In total, how many lines of the data contain the word "till"? Only that number is wanted.

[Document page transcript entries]
* * * * *

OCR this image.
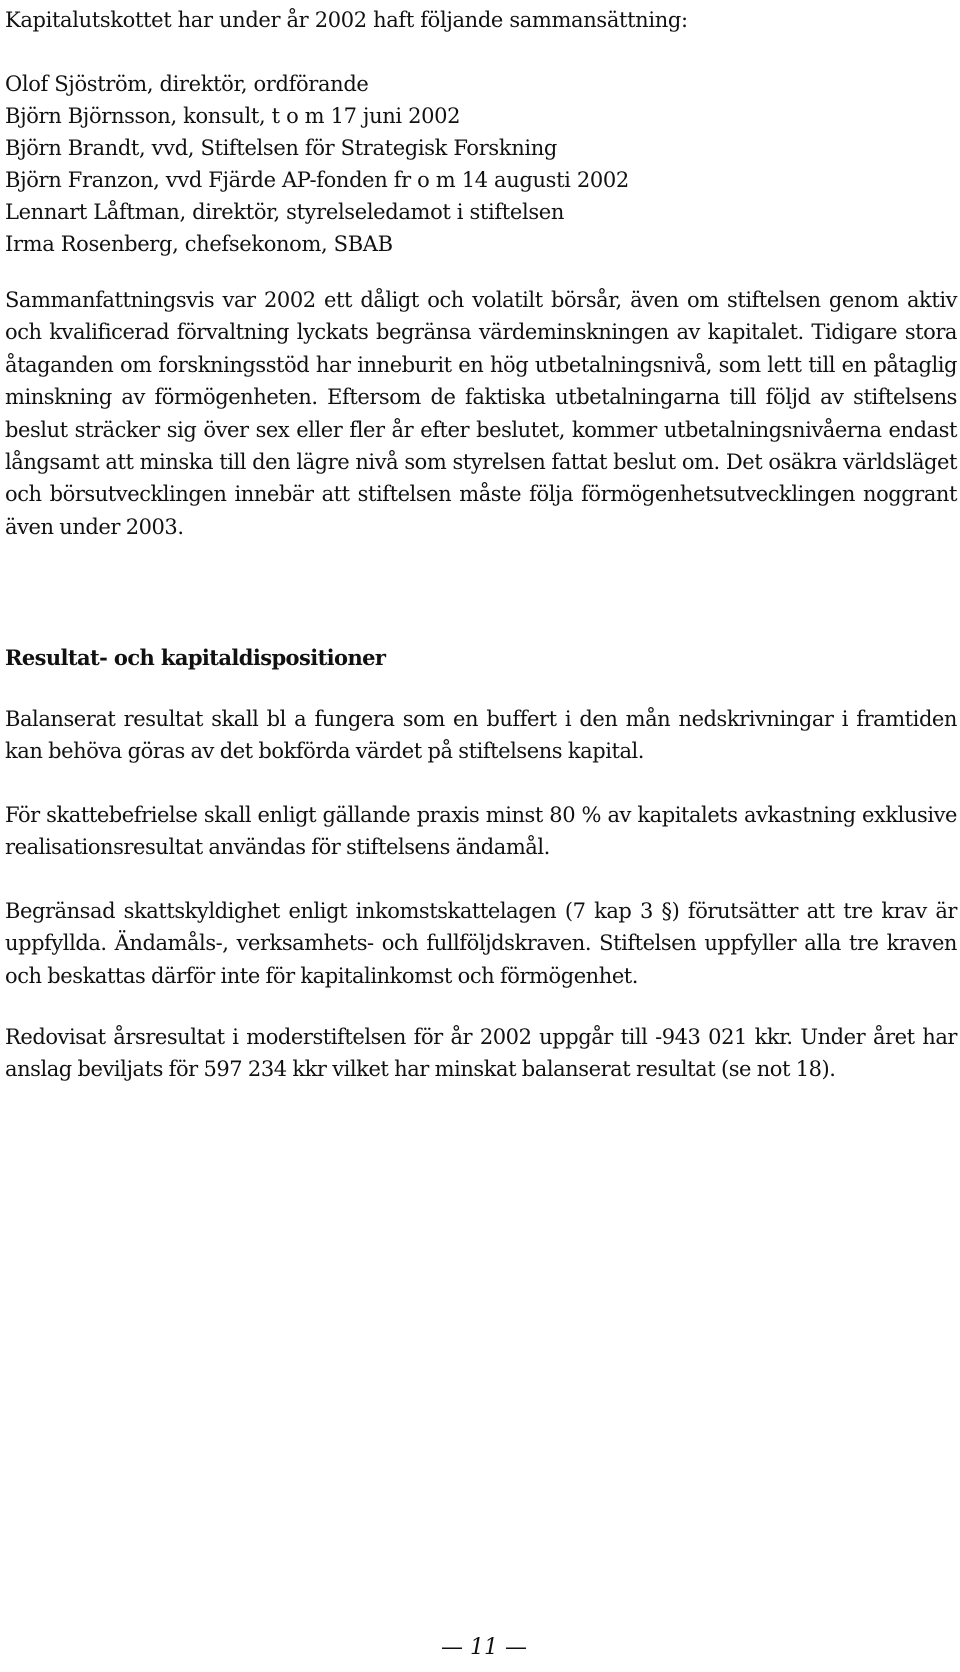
Kapitalutskottet har under år 2002 haft följande sammansättning:

Olof Sjöström, direktör, ordförande

Björn Björnsson, konsult, t o m 17 juni 2002

Björn Brandt, vvd, Stiftelsen för Strategisk Forskning

Björn Franzon, vvd Fjärde AP-fonden fr o m 14 augusti 2002

Lennart Låftman, direktör, styrelseledamot i stiftelsen

Irma Rosenberg, chefsekonom, SBAB

Sammanfattningsvis var 2002 ett dåligt och volatilt börsår, även om stiftelsen genom aktiv och kvalificerad förvaltning lyckats begränsa värdeminskningen av kapitalet. Tidigare stora åtaganden om forskningsstöd har inneburit en hög utbetalningsnivå, som lett till en påtaglig minskning av förmögenheten. Eftersom de faktiska utbetalningarna till följd av stiftelsens beslut sträcker sig över sex eller fler år efter beslutet, kommer utbetalningsnivåerna endast långsamt att minska till den lägre nivå som styrelsen fattat beslut om. Det osäkra världsläget och börsutvecklingen innebär att stiftelsen måste följa förmögenhetsutvecklingen noggrant även under 2003.

Resultat- och kapitaldispositioner

Balanserat resultat skall bl a fungera som en buffert i den mån nedskrivningar i framtiden kan behöva göras av det bokförda värdet på stiftelsens kapital.

För skattebefrielse skall enligt gällande praxis minst 80 % av kapitalets avkastning exklusive realisationsresultat användas för stiftelsens ändamål.

Begränsad skattskyldighet enligt inkomstskattelagen (7 kap 3 §) förutsätter att tre krav är uppfyllda. Ändamåls-, verksamhets- och fullföljdskraven. Stiftelsen uppfyller alla tre kraven och beskattas därför inte för kapitalinkomst och förmögenhet.

Redovisat årsresultat i moderstiftelsen för år 2002 uppgår till -943 021 kkr. Under året har anslag beviljats för 597 234 kkr vilket har minskat balanserat resultat (se not 18).

— 11 —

* * * * *

Output of the task – 2